▸ **Work required**
Restate the complete material exactly.

▸ **Exercise data**
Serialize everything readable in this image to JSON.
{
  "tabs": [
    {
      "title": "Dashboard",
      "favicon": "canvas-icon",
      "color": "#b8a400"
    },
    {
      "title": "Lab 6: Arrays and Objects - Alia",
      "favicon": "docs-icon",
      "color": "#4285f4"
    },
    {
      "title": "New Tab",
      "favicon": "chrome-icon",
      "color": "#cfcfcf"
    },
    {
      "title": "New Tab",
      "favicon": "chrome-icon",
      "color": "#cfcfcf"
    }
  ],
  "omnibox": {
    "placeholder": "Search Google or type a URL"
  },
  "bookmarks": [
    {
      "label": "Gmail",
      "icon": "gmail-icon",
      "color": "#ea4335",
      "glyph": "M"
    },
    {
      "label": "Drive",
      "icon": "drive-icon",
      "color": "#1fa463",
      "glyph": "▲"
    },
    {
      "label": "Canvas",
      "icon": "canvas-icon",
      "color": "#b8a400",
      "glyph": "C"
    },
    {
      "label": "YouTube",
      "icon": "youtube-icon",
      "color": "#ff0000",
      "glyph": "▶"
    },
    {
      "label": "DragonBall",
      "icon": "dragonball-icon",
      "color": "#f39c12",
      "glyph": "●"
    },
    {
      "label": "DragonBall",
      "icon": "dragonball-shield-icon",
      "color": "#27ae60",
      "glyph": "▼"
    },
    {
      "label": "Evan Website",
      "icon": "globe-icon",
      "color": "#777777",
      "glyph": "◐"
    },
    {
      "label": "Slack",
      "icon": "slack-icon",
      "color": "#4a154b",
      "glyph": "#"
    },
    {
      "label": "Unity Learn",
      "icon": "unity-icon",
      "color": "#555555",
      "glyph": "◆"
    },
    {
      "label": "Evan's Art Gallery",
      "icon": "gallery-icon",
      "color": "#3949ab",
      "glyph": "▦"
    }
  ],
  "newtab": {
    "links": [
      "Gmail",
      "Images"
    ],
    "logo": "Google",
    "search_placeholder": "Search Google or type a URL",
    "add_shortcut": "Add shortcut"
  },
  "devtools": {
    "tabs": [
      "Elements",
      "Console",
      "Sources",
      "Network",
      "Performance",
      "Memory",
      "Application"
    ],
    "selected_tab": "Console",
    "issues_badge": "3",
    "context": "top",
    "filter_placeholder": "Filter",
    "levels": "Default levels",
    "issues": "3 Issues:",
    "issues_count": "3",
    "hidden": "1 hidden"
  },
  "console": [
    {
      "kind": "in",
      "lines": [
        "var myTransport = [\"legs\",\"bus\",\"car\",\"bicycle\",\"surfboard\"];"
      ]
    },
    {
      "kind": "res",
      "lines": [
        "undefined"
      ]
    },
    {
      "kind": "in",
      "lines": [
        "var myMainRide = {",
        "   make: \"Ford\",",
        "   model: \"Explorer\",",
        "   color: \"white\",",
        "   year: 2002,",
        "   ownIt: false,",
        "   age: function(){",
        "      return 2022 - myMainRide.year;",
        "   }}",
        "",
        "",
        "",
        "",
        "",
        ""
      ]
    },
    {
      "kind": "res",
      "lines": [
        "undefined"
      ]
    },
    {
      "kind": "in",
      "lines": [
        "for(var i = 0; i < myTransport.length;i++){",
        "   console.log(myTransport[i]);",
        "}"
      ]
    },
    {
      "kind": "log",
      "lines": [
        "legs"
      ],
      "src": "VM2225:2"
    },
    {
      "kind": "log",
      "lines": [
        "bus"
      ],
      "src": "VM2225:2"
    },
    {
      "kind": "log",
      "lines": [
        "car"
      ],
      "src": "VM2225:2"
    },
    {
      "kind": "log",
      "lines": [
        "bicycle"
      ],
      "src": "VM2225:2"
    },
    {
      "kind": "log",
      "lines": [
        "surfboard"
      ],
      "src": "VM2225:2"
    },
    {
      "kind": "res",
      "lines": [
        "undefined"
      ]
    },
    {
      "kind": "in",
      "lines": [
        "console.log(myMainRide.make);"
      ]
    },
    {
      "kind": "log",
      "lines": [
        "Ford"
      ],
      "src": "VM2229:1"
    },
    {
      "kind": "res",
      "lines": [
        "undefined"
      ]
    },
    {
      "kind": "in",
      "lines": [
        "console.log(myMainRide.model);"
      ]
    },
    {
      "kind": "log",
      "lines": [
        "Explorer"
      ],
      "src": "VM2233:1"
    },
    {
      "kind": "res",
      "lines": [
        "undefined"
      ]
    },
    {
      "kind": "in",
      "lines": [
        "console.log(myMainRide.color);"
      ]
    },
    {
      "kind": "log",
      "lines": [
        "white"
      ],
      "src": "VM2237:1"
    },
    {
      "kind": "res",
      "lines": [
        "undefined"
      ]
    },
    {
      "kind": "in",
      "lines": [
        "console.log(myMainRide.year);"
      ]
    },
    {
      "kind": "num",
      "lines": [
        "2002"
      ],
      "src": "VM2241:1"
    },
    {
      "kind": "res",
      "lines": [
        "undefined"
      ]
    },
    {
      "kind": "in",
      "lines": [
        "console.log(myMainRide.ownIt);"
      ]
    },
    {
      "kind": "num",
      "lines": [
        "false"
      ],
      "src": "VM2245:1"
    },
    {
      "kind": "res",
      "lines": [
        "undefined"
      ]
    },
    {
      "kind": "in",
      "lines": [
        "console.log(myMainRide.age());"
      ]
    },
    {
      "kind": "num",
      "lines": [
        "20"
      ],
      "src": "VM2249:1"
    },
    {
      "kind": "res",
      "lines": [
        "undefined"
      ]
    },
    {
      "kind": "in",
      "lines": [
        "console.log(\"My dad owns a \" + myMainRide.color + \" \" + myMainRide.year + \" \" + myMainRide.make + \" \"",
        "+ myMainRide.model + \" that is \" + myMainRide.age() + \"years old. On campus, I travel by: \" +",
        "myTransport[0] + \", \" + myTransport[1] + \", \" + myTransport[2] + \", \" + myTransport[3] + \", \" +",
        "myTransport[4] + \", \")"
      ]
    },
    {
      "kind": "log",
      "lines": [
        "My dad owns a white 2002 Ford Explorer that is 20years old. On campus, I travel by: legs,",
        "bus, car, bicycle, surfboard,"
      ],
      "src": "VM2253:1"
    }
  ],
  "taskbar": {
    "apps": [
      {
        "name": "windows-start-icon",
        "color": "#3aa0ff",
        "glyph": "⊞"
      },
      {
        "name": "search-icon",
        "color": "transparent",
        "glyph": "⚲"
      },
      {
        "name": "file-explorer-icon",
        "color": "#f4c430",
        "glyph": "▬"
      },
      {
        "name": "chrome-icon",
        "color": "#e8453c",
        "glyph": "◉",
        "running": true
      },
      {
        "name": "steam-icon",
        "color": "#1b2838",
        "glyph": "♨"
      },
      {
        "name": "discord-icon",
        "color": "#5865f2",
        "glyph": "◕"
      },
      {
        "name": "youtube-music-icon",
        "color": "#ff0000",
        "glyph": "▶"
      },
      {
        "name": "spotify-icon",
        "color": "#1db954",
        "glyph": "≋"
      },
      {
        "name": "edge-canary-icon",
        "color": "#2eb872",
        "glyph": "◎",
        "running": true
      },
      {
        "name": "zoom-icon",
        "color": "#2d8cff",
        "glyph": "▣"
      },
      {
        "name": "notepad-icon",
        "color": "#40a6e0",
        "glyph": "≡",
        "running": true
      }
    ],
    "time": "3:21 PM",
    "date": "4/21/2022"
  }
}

▸ **Task solution**
Serialize everything readable in this image to JSON.
{
  "tabs": [
    {
      "title": "Dashboard",
      "favicon": "canvas-icon",
      "color": "#b8a400"
    },
    {
      "title": "Lab 6: Arrays and Objects - Alia",
      "favicon": "docs-icon",
      "color": "#4285f4"
    },
    {
      "title": "New Tab",
      "favicon": "chrome-icon",
      "color": "#cfcfcf"
    },
    {
      "title": "New Tab",
      "favicon": "chrome-icon",
      "color": "#cfcfcf"
    }
  ],
  "omnibox": {
    "placeholder": "Search Google or type a URL"
  },
  "bookmarks": [
    {
      "label": "Gmail",
      "icon": "gmail-icon",
      "color": "#ea4335",
      "glyph": "M"
    },
    {
      "label": "Drive",
      "icon": "drive-icon",
      "color": "#1fa463",
      "glyph": "▲"
    },
    {
      "label": "Canvas",
      "icon": "canvas-icon",
      "color": "#b8a400",
      "glyph": "C"
    },
    {
      "label": "YouTube",
      "icon": "youtube-icon",
      "color": "#ff0000",
      "glyph": "▶"
    },
    {
      "label": "DragonBall",
      "icon": "dragonball-icon",
      "color": "#f39c12",
      "glyph": "●"
    },
    {
      "label": "DragonBall",
      "icon": "dragonball-shield-icon",
      "color": "#27ae60",
      "glyph": "▼"
    },
    {
      "label": "Evan Website",
      "icon": "globe-icon",
      "color": "#777777",
      "glyph": "◐"
    },
    {
      "label": "Slack",
      "icon": "slack-icon",
      "color": "#4a154b",
      "glyph": "#"
    },
    {
      "label": "Unity Learn",
      "icon": "unity-icon",
      "color": "#555555",
      "glyph": "◆"
    },
    {
      "label": "Evan's Art Gallery",
      "icon": "gallery-icon",
      "color": "#3949ab",
      "glyph": "▦"
    }
  ],
  "newtab": {
    "links": [
      "Gmail",
      "Images"
    ],
    "logo": "Google",
    "search_placeholder": "Search Google or type a URL",
    "add_shortcut": "Add shortcut"
  },
  "devtools": {
    "tabs": [
      "Elements",
      "Console",
      "Sources",
      "Network",
      "Performance",
      "Memory",
      "Application"
    ],
    "selected_tab": "Console",
    "issues_badge": "3",
    "context": "top",
    "filter_placeholder": "Filter",
    "levels": "Default levels",
    "issues": "3 Issues:",
    "issues_count": "3",
    "hidden": "1 hidden"
  },
  "console": [
    {
      "kind": "in",
      "lines": [
        "var myTransport = [\"legs\",\"bus\",\"car\",\"bicycle\",\"surfboard\"];"
      ]
    },
    {
      "kind": "res",
      "lines": [
        "undefined"
      ]
    },
    {
      "kind": "in",
      "lines": [
        "var myMainRide = {",
        "   make: \"Ford\",",
        "   model: \"Explorer\",",
        "   color: \"white\",",
        "   year: 2002,",
        "   ownIt: false,",
        "   age: function(){",
        "      return 2022 - myMainRide.year;",
        "   }}",
        "",
        "",
        "",
        "",
        "",
        ""
      ]
    },
    {
      "kind": "res",
      "lines": [
        "undefined"
      ]
    },
    {
      "kind": "in",
      "lines": [
        "for(var i = 0; i < myTransport.length;i++){",
        "   console.log(myTransport[i]);",
        "}"
      ]
    },
    {
      "kind": "log",
      "lines": [
        "legs"
      ],
      "src": "VM2225:2"
    },
    {
      "kind": "log",
      "lines": [
        "bus"
      ],
      "src": "VM2225:2"
    },
    {
      "kind": "log",
      "lines": [
        "car"
      ],
      "src": "VM2225:2"
    },
    {
      "kind": "log",
      "lines": [
        "bicycle"
      ],
      "src": "VM2225:2"
    },
    {
      "kind": "log",
      "lines": [
        "surfboard"
      ],
      "src": "VM2225:2"
    },
    {
      "kind": "res",
      "lines": [
        "undefined"
      ]
    },
    {
      "kind": "in",
      "lines": [
        "console.log(myMainRide.make);"
      ]
    },
    {
      "kind": "log",
      "lines": [
        "Ford"
      ],
      "src": "VM2229:1"
    },
    {
      "kind": "res",
      "lines": [
        "undefined"
      ]
    },
    {
      "kind": "in",
      "lines": [
        "console.log(myMainRide.model);"
      ]
    },
    {
      "kind": "log",
      "lines": [
        "Explorer"
      ],
      "src": "VM2233:1"
    },
    {
      "kind": "res",
      "lines": [
        "undefined"
      ]
    },
    {
      "kind": "in",
      "lines": [
        "console.log(myMainRide.color);"
      ]
    },
    {
      "kind": "log",
      "lines": [
        "white"
      ],
      "src": "VM2237:1"
    },
    {
      "kind": "res",
      "lines": [
        "undefined"
      ]
    },
    {
      "kind": "in",
      "lines": [
        "console.log(myMainRide.year);"
      ]
    },
    {
      "kind": "num",
      "lines": [
        "2002"
      ],
      "src": "VM2241:1"
    },
    {
      "kind": "res",
      "lines": [
        "undefined"
      ]
    },
    {
      "kind": "in",
      "lines": [
        "console.log(myMainRide.ownIt);"
      ]
    },
    {
      "kind": "num",
      "lines": [
        "false"
      ],
      "src": "VM2245:1"
    },
    {
      "kind": "res",
      "lines": [
        "undefined"
      ]
    },
    {
      "kind": "in",
      "lines": [
        "console.log(myMainRide.age());"
      ]
    },
    {
      "kind": "num",
      "lines": [
        "20"
      ],
      "src": "VM2249:1"
    },
    {
      "kind": "res",
      "lines": [
        "undefined"
      ]
    },
    {
      "kind": "in",
      "lines": [
        "console.log(\"My dad owns a \" + myMainRide.color + \" \" + myMainRide.year + \" \" + myMainRide.make + \" \"",
        "+ myMainRide.model + \" that is \" + myMainRide.age() + \"years old. On campus, I travel by: \" +",
        "myTransport[0] + \", \" + myTransport[1] + \", \" + myTransport[2] + \", \" + myTransport[3] + \", \" +",
        "myTransport[4] + \", \")"
      ]
    },
    {
      "kind": "log",
      "lines": [
        "My dad owns a white 2002 Ford Explorer that is 20years old. On campus, I travel by: legs,",
        "bus, car, bicycle, surfboard,"
      ],
      "src": "VM2253:1"
    }
  ],
  "taskbar": {
    "apps": [
      {
        "name": "windows-start-icon",
        "color": "#3aa0ff",
        "glyph": "⊞"
      },
      {
        "name": "search-icon",
        "color": "transparent",
        "glyph": "⚲"
      },
      {
        "name": "file-explorer-icon",
        "color": "#f4c430",
        "glyph": "▬"
      },
      {
        "name": "chrome-icon",
        "color": "#e8453c",
        "glyph": "◉",
        "running": true
      },
      {
        "name": "steam-icon",
        "color": "#1b2838",
        "glyph": "♨"
      },
      {
        "name": "discord-icon",
        "color": "#5865f2",
        "glyph": "◕"
      },
      {
        "name": "youtube-music-icon",
        "color": "#ff0000",
        "glyph": "▶"
      },
      {
        "name": "spotify-icon",
        "color": "#1db954",
        "glyph": "≋"
      },
      {
        "name": "edge-canary-icon",
        "color": "#2eb872",
        "glyph": "◎",
        "running": true
      },
      {
        "name": "zoom-icon",
        "color": "#2d8cff",
        "glyph": "▣"
      },
      {
        "name": "notepad-icon",
        "color": "#40a6e0",
        "glyph": "≡",
        "running": true
      }
    ],
    "time": "3:21 PM",
    "date": "4/21/2022"
  }
}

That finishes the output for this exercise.